(Collected data)

◇ ◇ ◇

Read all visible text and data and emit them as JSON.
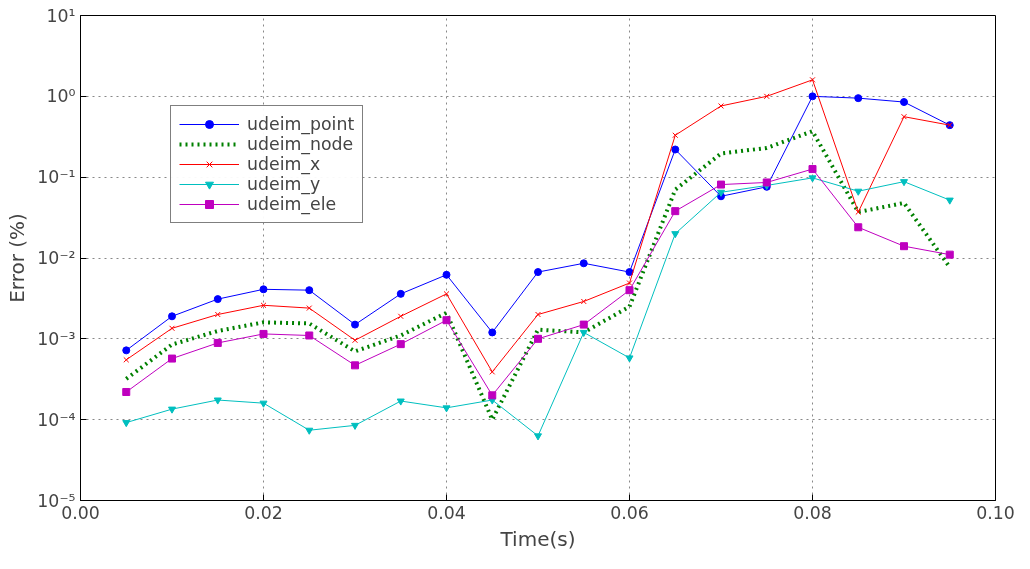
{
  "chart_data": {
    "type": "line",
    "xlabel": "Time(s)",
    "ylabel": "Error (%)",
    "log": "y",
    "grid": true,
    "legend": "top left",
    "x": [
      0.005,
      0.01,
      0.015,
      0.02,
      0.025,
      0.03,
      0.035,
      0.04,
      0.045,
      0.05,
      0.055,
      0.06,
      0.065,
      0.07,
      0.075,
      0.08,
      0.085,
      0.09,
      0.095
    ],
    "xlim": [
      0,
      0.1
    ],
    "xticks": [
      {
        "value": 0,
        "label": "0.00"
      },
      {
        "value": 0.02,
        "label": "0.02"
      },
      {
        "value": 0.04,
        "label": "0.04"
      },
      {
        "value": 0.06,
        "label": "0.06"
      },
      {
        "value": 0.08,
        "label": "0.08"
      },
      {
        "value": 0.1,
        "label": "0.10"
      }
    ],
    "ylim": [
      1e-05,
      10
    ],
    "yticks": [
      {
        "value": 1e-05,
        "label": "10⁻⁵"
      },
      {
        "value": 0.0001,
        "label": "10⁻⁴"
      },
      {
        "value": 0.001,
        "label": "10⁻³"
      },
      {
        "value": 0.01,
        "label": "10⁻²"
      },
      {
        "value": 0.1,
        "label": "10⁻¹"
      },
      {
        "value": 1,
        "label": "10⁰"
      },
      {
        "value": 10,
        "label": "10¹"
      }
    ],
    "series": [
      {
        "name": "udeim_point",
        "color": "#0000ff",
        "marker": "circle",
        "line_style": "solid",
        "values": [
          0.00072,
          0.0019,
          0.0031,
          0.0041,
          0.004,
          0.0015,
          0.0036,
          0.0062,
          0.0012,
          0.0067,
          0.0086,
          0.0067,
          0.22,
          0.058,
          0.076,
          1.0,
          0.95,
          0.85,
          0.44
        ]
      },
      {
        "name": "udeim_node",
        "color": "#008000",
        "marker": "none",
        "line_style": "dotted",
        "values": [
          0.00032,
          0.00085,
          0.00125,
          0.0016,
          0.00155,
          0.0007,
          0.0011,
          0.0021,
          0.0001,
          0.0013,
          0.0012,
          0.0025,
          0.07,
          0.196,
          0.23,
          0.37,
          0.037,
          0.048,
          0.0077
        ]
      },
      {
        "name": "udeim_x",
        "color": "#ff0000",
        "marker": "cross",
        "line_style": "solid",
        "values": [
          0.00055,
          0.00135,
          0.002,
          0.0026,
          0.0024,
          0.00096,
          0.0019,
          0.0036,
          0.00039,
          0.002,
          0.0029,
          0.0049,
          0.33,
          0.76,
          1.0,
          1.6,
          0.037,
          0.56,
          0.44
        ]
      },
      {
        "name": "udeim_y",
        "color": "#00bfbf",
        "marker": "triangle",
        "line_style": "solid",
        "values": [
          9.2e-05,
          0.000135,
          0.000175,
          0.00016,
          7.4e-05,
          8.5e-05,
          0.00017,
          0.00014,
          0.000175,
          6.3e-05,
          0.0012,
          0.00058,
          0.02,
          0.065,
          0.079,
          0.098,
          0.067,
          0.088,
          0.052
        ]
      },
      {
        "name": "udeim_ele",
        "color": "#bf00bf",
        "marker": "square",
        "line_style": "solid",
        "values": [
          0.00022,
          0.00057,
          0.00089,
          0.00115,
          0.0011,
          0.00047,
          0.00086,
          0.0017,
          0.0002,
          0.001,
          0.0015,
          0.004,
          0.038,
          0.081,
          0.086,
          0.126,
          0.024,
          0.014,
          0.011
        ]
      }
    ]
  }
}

◇ ◇ ◇

- _WRITTEN TASK_: Reproduce the entries above exactly. Do not include the images.

- _IN RESPONSE_:
Read all visible text and data and emit them as JSON.
{
  "chart_data": {
    "type": "line",
    "xlabel": "Time(s)",
    "ylabel": "Error (%)",
    "log": "y",
    "grid": true,
    "legend": "top left",
    "x": [
      0.005,
      0.01,
      0.015,
      0.02,
      0.025,
      0.03,
      0.035,
      0.04,
      0.045,
      0.05,
      0.055,
      0.06,
      0.065,
      0.07,
      0.075,
      0.08,
      0.085,
      0.09,
      0.095
    ],
    "xlim": [
      0,
      0.1
    ],
    "xticks": [
      {
        "value": 0,
        "label": "0.00"
      },
      {
        "value": 0.02,
        "label": "0.02"
      },
      {
        "value": 0.04,
        "label": "0.04"
      },
      {
        "value": 0.06,
        "label": "0.06"
      },
      {
        "value": 0.08,
        "label": "0.08"
      },
      {
        "value": 0.1,
        "label": "0.10"
      }
    ],
    "ylim": [
      1e-05,
      10
    ],
    "yticks": [
      {
        "value": 1e-05,
        "label": "10⁻⁵"
      },
      {
        "value": 0.0001,
        "label": "10⁻⁴"
      },
      {
        "value": 0.001,
        "label": "10⁻³"
      },
      {
        "value": 0.01,
        "label": "10⁻²"
      },
      {
        "value": 0.1,
        "label": "10⁻¹"
      },
      {
        "value": 1,
        "label": "10⁰"
      },
      {
        "value": 10,
        "label": "10¹"
      }
    ],
    "series": [
      {
        "name": "udeim_point",
        "color": "#0000ff",
        "marker": "circle",
        "line_style": "solid",
        "values": [
          0.00072,
          0.0019,
          0.0031,
          0.0041,
          0.004,
          0.0015,
          0.0036,
          0.0062,
          0.0012,
          0.0067,
          0.0086,
          0.0067,
          0.22,
          0.058,
          0.076,
          1.0,
          0.95,
          0.85,
          0.44
        ]
      },
      {
        "name": "udeim_node",
        "color": "#008000",
        "marker": "none",
        "line_style": "dotted",
        "values": [
          0.00032,
          0.00085,
          0.00125,
          0.0016,
          0.00155,
          0.0007,
          0.0011,
          0.0021,
          0.0001,
          0.0013,
          0.0012,
          0.0025,
          0.07,
          0.196,
          0.23,
          0.37,
          0.037,
          0.048,
          0.0077
        ]
      },
      {
        "name": "udeim_x",
        "color": "#ff0000",
        "marker": "cross",
        "line_style": "solid",
        "values": [
          0.00055,
          0.00135,
          0.002,
          0.0026,
          0.0024,
          0.00096,
          0.0019,
          0.0036,
          0.00039,
          0.002,
          0.0029,
          0.0049,
          0.33,
          0.76,
          1.0,
          1.6,
          0.037,
          0.56,
          0.44
        ]
      },
      {
        "name": "udeim_y",
        "color": "#00bfbf",
        "marker": "triangle",
        "line_style": "solid",
        "values": [
          9.2e-05,
          0.000135,
          0.000175,
          0.00016,
          7.4e-05,
          8.5e-05,
          0.00017,
          0.00014,
          0.000175,
          6.3e-05,
          0.0012,
          0.00058,
          0.02,
          0.065,
          0.079,
          0.098,
          0.067,
          0.088,
          0.052
        ]
      },
      {
        "name": "udeim_ele",
        "color": "#bf00bf",
        "marker": "square",
        "line_style": "solid",
        "values": [
          0.00022,
          0.00057,
          0.00089,
          0.00115,
          0.0011,
          0.00047,
          0.00086,
          0.0017,
          0.0002,
          0.001,
          0.0015,
          0.004,
          0.038,
          0.081,
          0.086,
          0.126,
          0.024,
          0.014,
          0.011
        ]
      }
    ]
  }
}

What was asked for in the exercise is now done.